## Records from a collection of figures
◆ ◆ ◆ ◆

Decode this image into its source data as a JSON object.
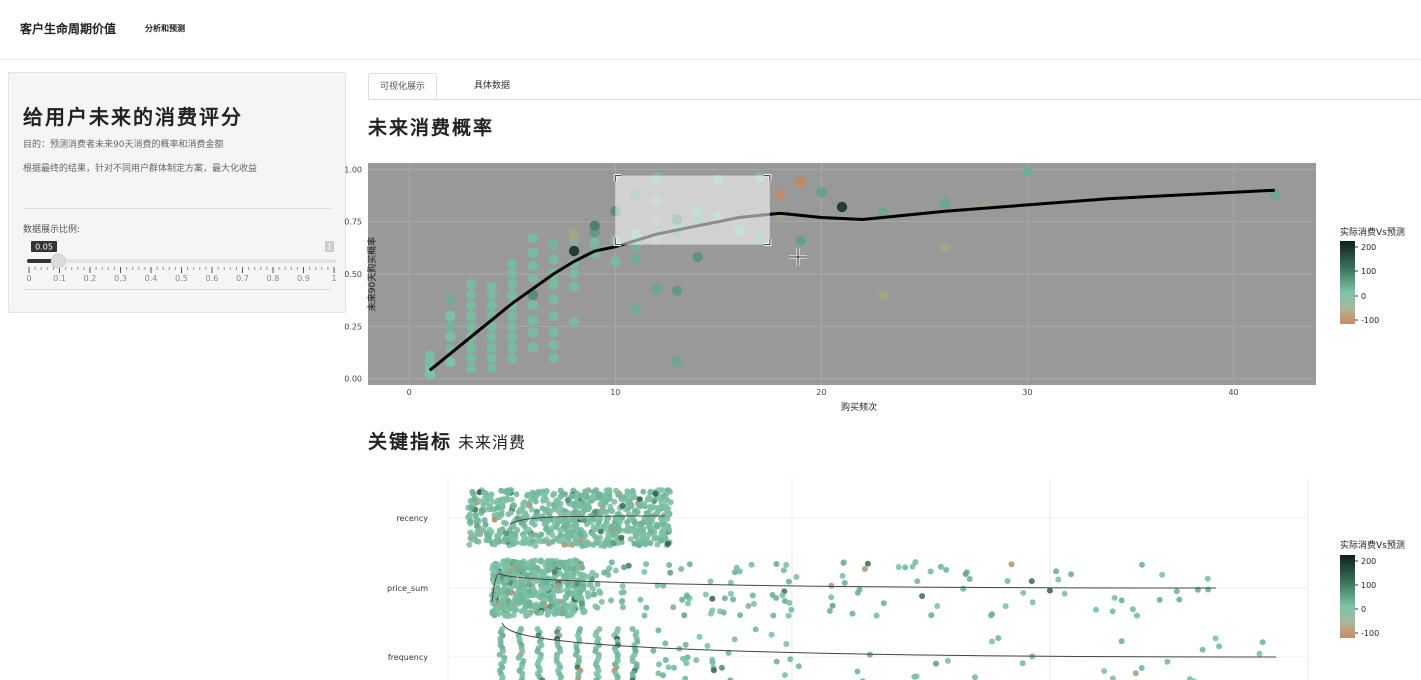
{
  "navbar": {
    "title": "客户生命周期价值",
    "subtitle": "分析和预测"
  },
  "sidebar": {
    "title": "给用户未来的消费评分",
    "desc1": "目的：预测消费者未来90天消费的概率和消费金额",
    "desc2": "根据最终的结果，针对不同用户群体制定方案，最大化收益",
    "slider": {
      "label": "数据展示比例:",
      "value": 0.05,
      "value_label": "0.05",
      "min": 0,
      "max": 1,
      "max_label": "1",
      "ticks": [
        "0",
        "0.1",
        "0.2",
        "0.3",
        "0.4",
        "0.5",
        "0.6",
        "0.7",
        "0.8",
        "0.9",
        "1"
      ]
    }
  },
  "tabs": [
    {
      "label": "可视化展示",
      "active": true
    },
    {
      "label": "具体数据",
      "active": false
    }
  ],
  "headings": {
    "probability": "未来消费概率",
    "key_metrics": "关键指标",
    "key_metrics_sub": "未来消费"
  },
  "colors": {
    "low": "#c8855e",
    "mid": "#7cc4a8",
    "high": "#102820",
    "panel_bg": "#999999"
  },
  "colorbar": {
    "title": "实际消费Vs预测",
    "ticks": [
      "200",
      "100",
      "0",
      "-100"
    ]
  },
  "chart_data": [
    {
      "type": "scatter",
      "xlabel": "购买频次",
      "ylabel": "未来90天购买概率",
      "xlim": [
        -2,
        44
      ],
      "ylim": [
        -0.03,
        1.03
      ],
      "xticks": [
        "0",
        "10",
        "20",
        "30",
        "40"
      ],
      "yticks": [
        "0.00",
        "0.25",
        "0.50",
        "0.75",
        "1.00"
      ],
      "grid": true,
      "color_by": "实际消费Vs预测",
      "legend": "right",
      "selection_box": {
        "x": [
          10,
          17.5
        ],
        "y": [
          0.64,
          0.97
        ]
      },
      "smooth_line": {
        "x": [
          1,
          2,
          3,
          4,
          5,
          6,
          7,
          8,
          9,
          10,
          11,
          12,
          14,
          16,
          18,
          20,
          22,
          24,
          26,
          30,
          34,
          38,
          42
        ],
        "y": [
          0.04,
          0.12,
          0.2,
          0.28,
          0.36,
          0.43,
          0.5,
          0.56,
          0.61,
          0.63,
          0.66,
          0.69,
          0.73,
          0.77,
          0.79,
          0.77,
          0.76,
          0.78,
          0.8,
          0.83,
          0.86,
          0.88,
          0.9
        ]
      },
      "points": [
        [
          1,
          0.02,
          0
        ],
        [
          1,
          0.05,
          0
        ],
        [
          1,
          0.08,
          10
        ],
        [
          1,
          0.11,
          5
        ],
        [
          2,
          0.08,
          0
        ],
        [
          2,
          0.14,
          10
        ],
        [
          2,
          0.2,
          5
        ],
        [
          2,
          0.25,
          20
        ],
        [
          2,
          0.3,
          0
        ],
        [
          2,
          0.38,
          30
        ],
        [
          3,
          0.05,
          10
        ],
        [
          3,
          0.1,
          10
        ],
        [
          3,
          0.15,
          10
        ],
        [
          3,
          0.2,
          10
        ],
        [
          3,
          0.25,
          10
        ],
        [
          3,
          0.3,
          10
        ],
        [
          3,
          0.35,
          10
        ],
        [
          3,
          0.4,
          10
        ],
        [
          3,
          0.45,
          10
        ],
        [
          4,
          0.05,
          10
        ],
        [
          4,
          0.1,
          10
        ],
        [
          4,
          0.15,
          10
        ],
        [
          4,
          0.2,
          10
        ],
        [
          4,
          0.25,
          10
        ],
        [
          4,
          0.3,
          10
        ],
        [
          4,
          0.35,
          10
        ],
        [
          4,
          0.4,
          10
        ],
        [
          4,
          0.44,
          10
        ],
        [
          5,
          0.1,
          10
        ],
        [
          5,
          0.15,
          10
        ],
        [
          5,
          0.2,
          10
        ],
        [
          5,
          0.25,
          10
        ],
        [
          5,
          0.3,
          10
        ],
        [
          5,
          0.35,
          10
        ],
        [
          5,
          0.4,
          10
        ],
        [
          5,
          0.45,
          10
        ],
        [
          5,
          0.5,
          10
        ],
        [
          5,
          0.55,
          10
        ],
        [
          6,
          0.15,
          10
        ],
        [
          6,
          0.22,
          10
        ],
        [
          6,
          0.28,
          10
        ],
        [
          6,
          0.35,
          10
        ],
        [
          6,
          0.4,
          80
        ],
        [
          6,
          0.48,
          10
        ],
        [
          6,
          0.54,
          10
        ],
        [
          6,
          0.6,
          10
        ],
        [
          6,
          0.67,
          10
        ],
        [
          7,
          0.1,
          10
        ],
        [
          7,
          0.16,
          10
        ],
        [
          7,
          0.22,
          10
        ],
        [
          7,
          0.3,
          10
        ],
        [
          7,
          0.38,
          10
        ],
        [
          7,
          0.45,
          10
        ],
        [
          7,
          0.5,
          10
        ],
        [
          7,
          0.57,
          10
        ],
        [
          7,
          0.64,
          20
        ],
        [
          8,
          0.27,
          10
        ],
        [
          8,
          0.44,
          10
        ],
        [
          8,
          0.5,
          10
        ],
        [
          8,
          0.55,
          10
        ],
        [
          8,
          0.61,
          200
        ],
        [
          8,
          0.66,
          -40
        ],
        [
          8,
          0.69,
          -60
        ],
        [
          9,
          0.6,
          10
        ],
        [
          9,
          0.65,
          10
        ],
        [
          9,
          0.7,
          60
        ],
        [
          9,
          0.73,
          100
        ],
        [
          10,
          0.56,
          10
        ],
        [
          10,
          0.66,
          -30
        ],
        [
          10,
          0.8,
          80
        ],
        [
          11,
          0.33,
          30
        ],
        [
          11,
          0.57,
          30
        ],
        [
          11,
          0.64,
          20
        ],
        [
          11,
          0.69,
          -10
        ],
        [
          11,
          0.88,
          40
        ],
        [
          12,
          0.43,
          40
        ],
        [
          12,
          0.67,
          -20
        ],
        [
          12,
          0.75,
          -30
        ],
        [
          12,
          0.85,
          -30
        ],
        [
          12,
          0.96,
          10
        ],
        [
          13,
          0.08,
          40
        ],
        [
          13,
          0.42,
          60
        ],
        [
          13,
          0.7,
          40
        ],
        [
          13,
          0.74,
          20
        ],
        [
          13,
          0.76,
          80
        ],
        [
          14,
          0.58,
          70
        ],
        [
          14,
          0.75,
          30
        ],
        [
          14,
          0.8,
          10
        ],
        [
          15,
          0.95,
          -5
        ],
        [
          15,
          0.77,
          -5
        ],
        [
          16,
          0.71,
          5
        ],
        [
          17,
          0.67,
          30
        ],
        [
          17,
          0.96,
          -15
        ],
        [
          18,
          0.78,
          -60
        ],
        [
          18,
          0.88,
          -120
        ],
        [
          19,
          0.66,
          50
        ],
        [
          19,
          0.94,
          -140
        ],
        [
          20,
          0.89,
          50
        ],
        [
          21,
          0.82,
          200
        ],
        [
          23,
          0.79,
          40
        ],
        [
          23,
          0.4,
          -60
        ],
        [
          26,
          0.84,
          40
        ],
        [
          26,
          0.63,
          -60
        ],
        [
          28,
          0.82,
          -70
        ],
        [
          30,
          0.99,
          30
        ],
        [
          42,
          0.88,
          40
        ]
      ]
    },
    {
      "type": "scatter",
      "categories": [
        "recency",
        "price_sum",
        "frequency"
      ],
      "color_by": "实际消费Vs预测",
      "legend": "right"
    }
  ]
}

◆ ◆ ◆ ◆

## TASK OBJECTIVE
Output a faithful copy of the data, with each picture left out.

## WORKED ANSWER
Decode this image into its source data as a JSON object.
{
  "navbar": {
    "title": "客户生命周期价值",
    "subtitle": "分析和预测"
  },
  "sidebar": {
    "title": "给用户未来的消费评分",
    "desc1": "目的：预测消费者未来90天消费的概率和消费金额",
    "desc2": "根据最终的结果，针对不同用户群体制定方案，最大化收益",
    "slider": {
      "label": "数据展示比例:",
      "value": 0.05,
      "value_label": "0.05",
      "min": 0,
      "max": 1,
      "max_label": "1",
      "ticks": [
        "0",
        "0.1",
        "0.2",
        "0.3",
        "0.4",
        "0.5",
        "0.6",
        "0.7",
        "0.8",
        "0.9",
        "1"
      ]
    }
  },
  "tabs": [
    {
      "label": "可视化展示",
      "active": true
    },
    {
      "label": "具体数据",
      "active": false
    }
  ],
  "headings": {
    "probability": "未来消费概率",
    "key_metrics": "关键指标",
    "key_metrics_sub": "未来消费"
  },
  "colors": {
    "low": "#c8855e",
    "mid": "#7cc4a8",
    "high": "#102820",
    "panel_bg": "#999999"
  },
  "colorbar": {
    "title": "实际消费Vs预测",
    "ticks": [
      "200",
      "100",
      "0",
      "-100"
    ]
  },
  "chart_data": [
    {
      "type": "scatter",
      "xlabel": "购买频次",
      "ylabel": "未来90天购买概率",
      "xlim": [
        -2,
        44
      ],
      "ylim": [
        -0.03,
        1.03
      ],
      "xticks": [
        "0",
        "10",
        "20",
        "30",
        "40"
      ],
      "yticks": [
        "0.00",
        "0.25",
        "0.50",
        "0.75",
        "1.00"
      ],
      "grid": true,
      "color_by": "实际消费Vs预测",
      "legend": "right",
      "selection_box": {
        "x": [
          10,
          17.5
        ],
        "y": [
          0.64,
          0.97
        ]
      },
      "smooth_line": {
        "x": [
          1,
          2,
          3,
          4,
          5,
          6,
          7,
          8,
          9,
          10,
          11,
          12,
          14,
          16,
          18,
          20,
          22,
          24,
          26,
          30,
          34,
          38,
          42
        ],
        "y": [
          0.04,
          0.12,
          0.2,
          0.28,
          0.36,
          0.43,
          0.5,
          0.56,
          0.61,
          0.63,
          0.66,
          0.69,
          0.73,
          0.77,
          0.79,
          0.77,
          0.76,
          0.78,
          0.8,
          0.83,
          0.86,
          0.88,
          0.9
        ]
      },
      "points": [
        [
          1,
          0.02,
          0
        ],
        [
          1,
          0.05,
          0
        ],
        [
          1,
          0.08,
          10
        ],
        [
          1,
          0.11,
          5
        ],
        [
          2,
          0.08,
          0
        ],
        [
          2,
          0.14,
          10
        ],
        [
          2,
          0.2,
          5
        ],
        [
          2,
          0.25,
          20
        ],
        [
          2,
          0.3,
          0
        ],
        [
          2,
          0.38,
          30
        ],
        [
          3,
          0.05,
          10
        ],
        [
          3,
          0.1,
          10
        ],
        [
          3,
          0.15,
          10
        ],
        [
          3,
          0.2,
          10
        ],
        [
          3,
          0.25,
          10
        ],
        [
          3,
          0.3,
          10
        ],
        [
          3,
          0.35,
          10
        ],
        [
          3,
          0.4,
          10
        ],
        [
          3,
          0.45,
          10
        ],
        [
          4,
          0.05,
          10
        ],
        [
          4,
          0.1,
          10
        ],
        [
          4,
          0.15,
          10
        ],
        [
          4,
          0.2,
          10
        ],
        [
          4,
          0.25,
          10
        ],
        [
          4,
          0.3,
          10
        ],
        [
          4,
          0.35,
          10
        ],
        [
          4,
          0.4,
          10
        ],
        [
          4,
          0.44,
          10
        ],
        [
          5,
          0.1,
          10
        ],
        [
          5,
          0.15,
          10
        ],
        [
          5,
          0.2,
          10
        ],
        [
          5,
          0.25,
          10
        ],
        [
          5,
          0.3,
          10
        ],
        [
          5,
          0.35,
          10
        ],
        [
          5,
          0.4,
          10
        ],
        [
          5,
          0.45,
          10
        ],
        [
          5,
          0.5,
          10
        ],
        [
          5,
          0.55,
          10
        ],
        [
          6,
          0.15,
          10
        ],
        [
          6,
          0.22,
          10
        ],
        [
          6,
          0.28,
          10
        ],
        [
          6,
          0.35,
          10
        ],
        [
          6,
          0.4,
          80
        ],
        [
          6,
          0.48,
          10
        ],
        [
          6,
          0.54,
          10
        ],
        [
          6,
          0.6,
          10
        ],
        [
          6,
          0.67,
          10
        ],
        [
          7,
          0.1,
          10
        ],
        [
          7,
          0.16,
          10
        ],
        [
          7,
          0.22,
          10
        ],
        [
          7,
          0.3,
          10
        ],
        [
          7,
          0.38,
          10
        ],
        [
          7,
          0.45,
          10
        ],
        [
          7,
          0.5,
          10
        ],
        [
          7,
          0.57,
          10
        ],
        [
          7,
          0.64,
          20
        ],
        [
          8,
          0.27,
          10
        ],
        [
          8,
          0.44,
          10
        ],
        [
          8,
          0.5,
          10
        ],
        [
          8,
          0.55,
          10
        ],
        [
          8,
          0.61,
          200
        ],
        [
          8,
          0.66,
          -40
        ],
        [
          8,
          0.69,
          -60
        ],
        [
          9,
          0.6,
          10
        ],
        [
          9,
          0.65,
          10
        ],
        [
          9,
          0.7,
          60
        ],
        [
          9,
          0.73,
          100
        ],
        [
          10,
          0.56,
          10
        ],
        [
          10,
          0.66,
          -30
        ],
        [
          10,
          0.8,
          80
        ],
        [
          11,
          0.33,
          30
        ],
        [
          11,
          0.57,
          30
        ],
        [
          11,
          0.64,
          20
        ],
        [
          11,
          0.69,
          -10
        ],
        [
          11,
          0.88,
          40
        ],
        [
          12,
          0.43,
          40
        ],
        [
          12,
          0.67,
          -20
        ],
        [
          12,
          0.75,
          -30
        ],
        [
          12,
          0.85,
          -30
        ],
        [
          12,
          0.96,
          10
        ],
        [
          13,
          0.08,
          40
        ],
        [
          13,
          0.42,
          60
        ],
        [
          13,
          0.7,
          40
        ],
        [
          13,
          0.74,
          20
        ],
        [
          13,
          0.76,
          80
        ],
        [
          14,
          0.58,
          70
        ],
        [
          14,
          0.75,
          30
        ],
        [
          14,
          0.8,
          10
        ],
        [
          15,
          0.95,
          -5
        ],
        [
          15,
          0.77,
          -5
        ],
        [
          16,
          0.71,
          5
        ],
        [
          17,
          0.67,
          30
        ],
        [
          17,
          0.96,
          -15
        ],
        [
          18,
          0.78,
          -60
        ],
        [
          18,
          0.88,
          -120
        ],
        [
          19,
          0.66,
          50
        ],
        [
          19,
          0.94,
          -140
        ],
        [
          20,
          0.89,
          50
        ],
        [
          21,
          0.82,
          200
        ],
        [
          23,
          0.79,
          40
        ],
        [
          23,
          0.4,
          -60
        ],
        [
          26,
          0.84,
          40
        ],
        [
          26,
          0.63,
          -60
        ],
        [
          28,
          0.82,
          -70
        ],
        [
          30,
          0.99,
          30
        ],
        [
          42,
          0.88,
          40
        ]
      ]
    },
    {
      "type": "scatter",
      "categories": [
        "recency",
        "price_sum",
        "frequency"
      ],
      "color_by": "实际消费Vs预测",
      "legend": "right"
    }
  ]
}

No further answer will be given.